Copy each of the following records word for word, keeping every line in its original order.

________________________

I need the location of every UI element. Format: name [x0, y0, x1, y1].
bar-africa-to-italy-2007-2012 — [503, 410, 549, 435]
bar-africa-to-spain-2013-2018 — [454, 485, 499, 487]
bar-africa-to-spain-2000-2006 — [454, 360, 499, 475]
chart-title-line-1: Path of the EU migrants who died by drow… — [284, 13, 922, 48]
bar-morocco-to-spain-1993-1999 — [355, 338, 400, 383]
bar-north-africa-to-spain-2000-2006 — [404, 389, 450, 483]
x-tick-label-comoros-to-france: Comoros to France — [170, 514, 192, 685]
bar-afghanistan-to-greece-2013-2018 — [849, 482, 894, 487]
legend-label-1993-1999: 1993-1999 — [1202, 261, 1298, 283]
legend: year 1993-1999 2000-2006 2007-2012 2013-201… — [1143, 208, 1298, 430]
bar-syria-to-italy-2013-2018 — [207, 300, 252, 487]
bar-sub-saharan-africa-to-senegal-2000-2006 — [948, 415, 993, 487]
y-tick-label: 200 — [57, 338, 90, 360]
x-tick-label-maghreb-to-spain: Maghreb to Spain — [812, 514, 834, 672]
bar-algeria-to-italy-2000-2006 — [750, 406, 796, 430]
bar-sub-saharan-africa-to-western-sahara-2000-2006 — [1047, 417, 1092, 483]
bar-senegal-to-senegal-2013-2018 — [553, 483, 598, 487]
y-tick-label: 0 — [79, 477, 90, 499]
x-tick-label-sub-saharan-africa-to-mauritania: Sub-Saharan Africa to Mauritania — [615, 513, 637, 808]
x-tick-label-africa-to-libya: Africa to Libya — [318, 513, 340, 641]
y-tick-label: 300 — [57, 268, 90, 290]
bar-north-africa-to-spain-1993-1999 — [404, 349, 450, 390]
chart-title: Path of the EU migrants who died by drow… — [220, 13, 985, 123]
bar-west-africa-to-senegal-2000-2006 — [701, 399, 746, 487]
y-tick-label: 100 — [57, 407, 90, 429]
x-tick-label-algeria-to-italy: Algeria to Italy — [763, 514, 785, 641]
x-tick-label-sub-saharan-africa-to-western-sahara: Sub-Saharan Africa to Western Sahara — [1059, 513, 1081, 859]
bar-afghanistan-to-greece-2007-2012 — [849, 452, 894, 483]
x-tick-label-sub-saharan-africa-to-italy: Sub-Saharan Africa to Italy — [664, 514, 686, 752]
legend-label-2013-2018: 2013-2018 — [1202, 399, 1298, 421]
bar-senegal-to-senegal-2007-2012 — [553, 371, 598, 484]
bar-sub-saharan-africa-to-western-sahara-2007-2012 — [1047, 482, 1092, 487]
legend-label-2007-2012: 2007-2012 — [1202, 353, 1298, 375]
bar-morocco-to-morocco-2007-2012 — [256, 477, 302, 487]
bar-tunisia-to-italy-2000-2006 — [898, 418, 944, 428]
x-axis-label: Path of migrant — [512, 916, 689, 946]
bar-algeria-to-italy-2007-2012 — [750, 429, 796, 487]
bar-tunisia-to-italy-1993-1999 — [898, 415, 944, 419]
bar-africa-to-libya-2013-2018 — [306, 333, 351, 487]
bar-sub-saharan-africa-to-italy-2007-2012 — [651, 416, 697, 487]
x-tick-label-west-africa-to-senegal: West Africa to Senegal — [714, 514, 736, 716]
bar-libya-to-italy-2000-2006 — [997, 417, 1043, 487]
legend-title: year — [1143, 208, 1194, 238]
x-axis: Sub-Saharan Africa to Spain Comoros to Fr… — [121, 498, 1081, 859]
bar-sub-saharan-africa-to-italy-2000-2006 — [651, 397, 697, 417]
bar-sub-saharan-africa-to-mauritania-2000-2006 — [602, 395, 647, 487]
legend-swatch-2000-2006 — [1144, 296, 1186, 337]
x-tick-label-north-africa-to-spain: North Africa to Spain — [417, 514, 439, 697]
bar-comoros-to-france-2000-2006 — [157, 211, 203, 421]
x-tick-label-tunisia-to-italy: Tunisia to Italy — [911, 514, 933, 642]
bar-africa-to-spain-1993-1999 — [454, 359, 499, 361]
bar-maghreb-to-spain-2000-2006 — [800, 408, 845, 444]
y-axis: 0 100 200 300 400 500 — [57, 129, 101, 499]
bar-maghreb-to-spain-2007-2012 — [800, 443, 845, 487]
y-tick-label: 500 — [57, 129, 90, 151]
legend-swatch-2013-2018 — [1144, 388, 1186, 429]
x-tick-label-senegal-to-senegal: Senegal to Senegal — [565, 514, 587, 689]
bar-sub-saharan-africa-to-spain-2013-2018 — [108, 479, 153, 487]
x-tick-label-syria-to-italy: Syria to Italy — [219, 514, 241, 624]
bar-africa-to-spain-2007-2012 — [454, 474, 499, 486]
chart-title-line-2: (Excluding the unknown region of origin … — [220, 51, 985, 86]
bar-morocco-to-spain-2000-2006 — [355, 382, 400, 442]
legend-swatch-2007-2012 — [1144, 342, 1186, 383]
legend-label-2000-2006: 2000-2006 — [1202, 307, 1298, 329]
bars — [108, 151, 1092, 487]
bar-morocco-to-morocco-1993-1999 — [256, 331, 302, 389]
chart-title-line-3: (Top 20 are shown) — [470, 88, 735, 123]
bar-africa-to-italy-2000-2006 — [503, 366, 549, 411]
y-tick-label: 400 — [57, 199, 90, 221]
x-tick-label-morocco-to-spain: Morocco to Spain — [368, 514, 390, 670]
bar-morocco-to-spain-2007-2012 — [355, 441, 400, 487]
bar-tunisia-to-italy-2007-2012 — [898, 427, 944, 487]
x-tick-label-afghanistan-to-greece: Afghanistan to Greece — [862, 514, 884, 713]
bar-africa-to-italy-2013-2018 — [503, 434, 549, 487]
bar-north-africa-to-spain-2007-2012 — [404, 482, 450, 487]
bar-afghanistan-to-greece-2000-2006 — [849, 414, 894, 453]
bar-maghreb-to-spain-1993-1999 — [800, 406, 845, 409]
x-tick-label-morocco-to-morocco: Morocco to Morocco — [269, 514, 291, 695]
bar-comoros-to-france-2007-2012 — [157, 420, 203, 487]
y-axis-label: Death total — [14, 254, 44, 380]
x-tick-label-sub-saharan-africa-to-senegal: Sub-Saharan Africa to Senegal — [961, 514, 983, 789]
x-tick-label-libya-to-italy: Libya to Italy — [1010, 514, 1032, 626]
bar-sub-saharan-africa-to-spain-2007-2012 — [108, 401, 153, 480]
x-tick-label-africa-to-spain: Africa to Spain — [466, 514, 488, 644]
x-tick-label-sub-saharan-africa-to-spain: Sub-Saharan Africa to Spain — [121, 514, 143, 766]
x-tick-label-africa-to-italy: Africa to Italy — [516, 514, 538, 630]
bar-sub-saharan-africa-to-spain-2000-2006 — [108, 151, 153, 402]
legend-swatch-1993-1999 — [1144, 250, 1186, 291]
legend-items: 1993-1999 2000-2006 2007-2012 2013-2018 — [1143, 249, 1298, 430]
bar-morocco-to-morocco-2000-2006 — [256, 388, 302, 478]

________________________

▸ **Output for this exercise**:
I need the location of every UI element. Format: name [x0, y0, x1, y1].
bar-africa-to-italy-2007-2012 — [503, 410, 549, 435]
bar-africa-to-spain-2013-2018 — [454, 485, 499, 487]
bar-africa-to-spain-2000-2006 — [454, 360, 499, 475]
chart-title-line-1: Path of the EU migrants who died by drow… — [284, 13, 922, 48]
bar-morocco-to-spain-1993-1999 — [355, 338, 400, 383]
bar-north-africa-to-spain-2000-2006 — [404, 389, 450, 483]
x-tick-label-comoros-to-france: Comoros to France — [170, 514, 192, 685]
bar-afghanistan-to-greece-2013-2018 — [849, 482, 894, 487]
legend-label-1993-1999: 1993-1999 — [1202, 261, 1298, 283]
legend: year 1993-1999 2000-2006 2007-2012 2013-201… — [1143, 208, 1298, 430]
bar-syria-to-italy-2013-2018 — [207, 300, 252, 487]
bar-sub-saharan-africa-to-senegal-2000-2006 — [948, 415, 993, 487]
y-tick-label: 200 — [57, 338, 90, 360]
x-tick-label-maghreb-to-spain: Maghreb to Spain — [812, 514, 834, 672]
bar-algeria-to-italy-2000-2006 — [750, 406, 796, 430]
bar-sub-saharan-africa-to-western-sahara-2000-2006 — [1047, 417, 1092, 483]
bar-senegal-to-senegal-2013-2018 — [553, 483, 598, 487]
y-tick-label: 0 — [79, 477, 90, 499]
x-tick-label-sub-saharan-africa-to-mauritania: Sub-Saharan Africa to Mauritania — [615, 513, 637, 808]
x-tick-label-africa-to-libya: Africa to Libya — [318, 513, 340, 641]
y-tick-label: 300 — [57, 268, 90, 290]
bar-north-africa-to-spain-1993-1999 — [404, 349, 450, 390]
chart-title: Path of the EU migrants who died by drow… — [220, 13, 985, 123]
bar-west-africa-to-senegal-2000-2006 — [701, 399, 746, 487]
y-tick-label: 100 — [57, 407, 90, 429]
x-tick-label-algeria-to-italy: Algeria to Italy — [763, 514, 785, 641]
x-tick-label-sub-saharan-africa-to-western-sahara: Sub-Saharan Africa to Western Sahara — [1059, 513, 1081, 859]
bar-afghanistan-to-greece-2007-2012 — [849, 452, 894, 483]
x-tick-label-sub-saharan-africa-to-italy: Sub-Saharan Africa to Italy — [664, 514, 686, 752]
legend-label-2013-2018: 2013-2018 — [1202, 399, 1298, 421]
bar-senegal-to-senegal-2007-2012 — [553, 371, 598, 484]
bar-sub-saharan-africa-to-western-sahara-2007-2012 — [1047, 482, 1092, 487]
legend-label-2007-2012: 2007-2012 — [1202, 353, 1298, 375]
bar-morocco-to-morocco-2007-2012 — [256, 477, 302, 487]
bar-tunisia-to-italy-2000-2006 — [898, 418, 944, 428]
x-axis-label: Path of migrant — [512, 916, 689, 946]
bar-algeria-to-italy-2007-2012 — [750, 429, 796, 487]
bar-tunisia-to-italy-1993-1999 — [898, 415, 944, 419]
bar-africa-to-libya-2013-2018 — [306, 333, 351, 487]
bar-sub-saharan-africa-to-italy-2007-2012 — [651, 416, 697, 487]
x-tick-label-west-africa-to-senegal: West Africa to Senegal — [714, 514, 736, 716]
bar-libya-to-italy-2000-2006 — [997, 417, 1043, 487]
legend-title: year — [1143, 208, 1194, 238]
x-axis: Sub-Saharan Africa to Spain Comoros to Fr… — [121, 498, 1081, 859]
bar-sub-saharan-africa-to-italy-2000-2006 — [651, 397, 697, 417]
bar-sub-saharan-africa-to-mauritania-2000-2006 — [602, 395, 647, 487]
legend-swatch-2000-2006 — [1144, 296, 1186, 337]
x-tick-label-north-africa-to-spain: North Africa to Spain — [417, 514, 439, 697]
bar-comoros-to-france-2000-2006 — [157, 211, 203, 421]
x-tick-label-tunisia-to-italy: Tunisia to Italy — [911, 514, 933, 642]
bar-africa-to-spain-1993-1999 — [454, 359, 499, 361]
bar-maghreb-to-spain-2000-2006 — [800, 408, 845, 444]
y-axis: 0 100 200 300 400 500 — [57, 129, 101, 499]
bar-maghreb-to-spain-2007-2012 — [800, 443, 845, 487]
y-tick-label: 500 — [57, 129, 90, 151]
legend-swatch-2013-2018 — [1144, 388, 1186, 429]
x-tick-label-senegal-to-senegal: Senegal to Senegal — [565, 514, 587, 689]
bar-sub-saharan-africa-to-spain-2013-2018 — [108, 479, 153, 487]
x-tick-label-syria-to-italy: Syria to Italy — [219, 514, 241, 624]
bar-africa-to-spain-2007-2012 — [454, 474, 499, 486]
chart-title-line-2: (Excluding the unknown region of origin … — [220, 51, 985, 86]
bar-morocco-to-spain-2000-2006 — [355, 382, 400, 442]
legend-swatch-2007-2012 — [1144, 342, 1186, 383]
legend-label-2000-2006: 2000-2006 — [1202, 307, 1298, 329]
bars — [108, 151, 1092, 487]
bar-morocco-to-morocco-1993-1999 — [256, 331, 302, 389]
chart-title-line-3: (Top 20 are shown) — [470, 88, 735, 123]
bar-africa-to-italy-2000-2006 — [503, 366, 549, 411]
y-tick-label: 400 — [57, 199, 90, 221]
x-tick-label-morocco-to-spain: Morocco to Spain — [368, 514, 390, 670]
bar-morocco-to-spain-2007-2012 — [355, 441, 400, 487]
bar-tunisia-to-italy-2007-2012 — [898, 427, 944, 487]
x-tick-label-afghanistan-to-greece: Afghanistan to Greece — [862, 514, 884, 713]
bar-africa-to-italy-2013-2018 — [503, 434, 549, 487]
bar-north-africa-to-spain-2007-2012 — [404, 482, 450, 487]
bar-afghanistan-to-greece-2000-2006 — [849, 414, 894, 453]
bar-maghreb-to-spain-1993-1999 — [800, 406, 845, 409]
x-tick-label-morocco-to-morocco: Morocco to Morocco — [269, 514, 291, 695]
bar-comoros-to-france-2007-2012 — [157, 420, 203, 487]
y-axis-label: Death total — [14, 254, 44, 380]
x-tick-label-sub-saharan-africa-to-senegal: Sub-Saharan Africa to Senegal — [961, 514, 983, 789]
x-tick-label-libya-to-italy: Libya to Italy — [1010, 514, 1032, 626]
bar-sub-saharan-africa-to-spain-2007-2012 — [108, 401, 153, 480]
x-tick-label-africa-to-spain: Africa to Spain — [466, 514, 488, 644]
x-tick-label-sub-saharan-africa-to-spain: Sub-Saharan Africa to Spain — [121, 514, 143, 766]
x-tick-label-africa-to-italy: Africa to Italy — [516, 514, 538, 630]
bar-sub-saharan-africa-to-spain-2000-2006 — [108, 151, 153, 402]
legend-swatch-1993-1999 — [1144, 250, 1186, 291]
legend-items: 1993-1999 2000-2006 2007-2012 2013-2018 — [1143, 249, 1298, 430]
bar-morocco-to-morocco-2000-2006 — [256, 388, 302, 478]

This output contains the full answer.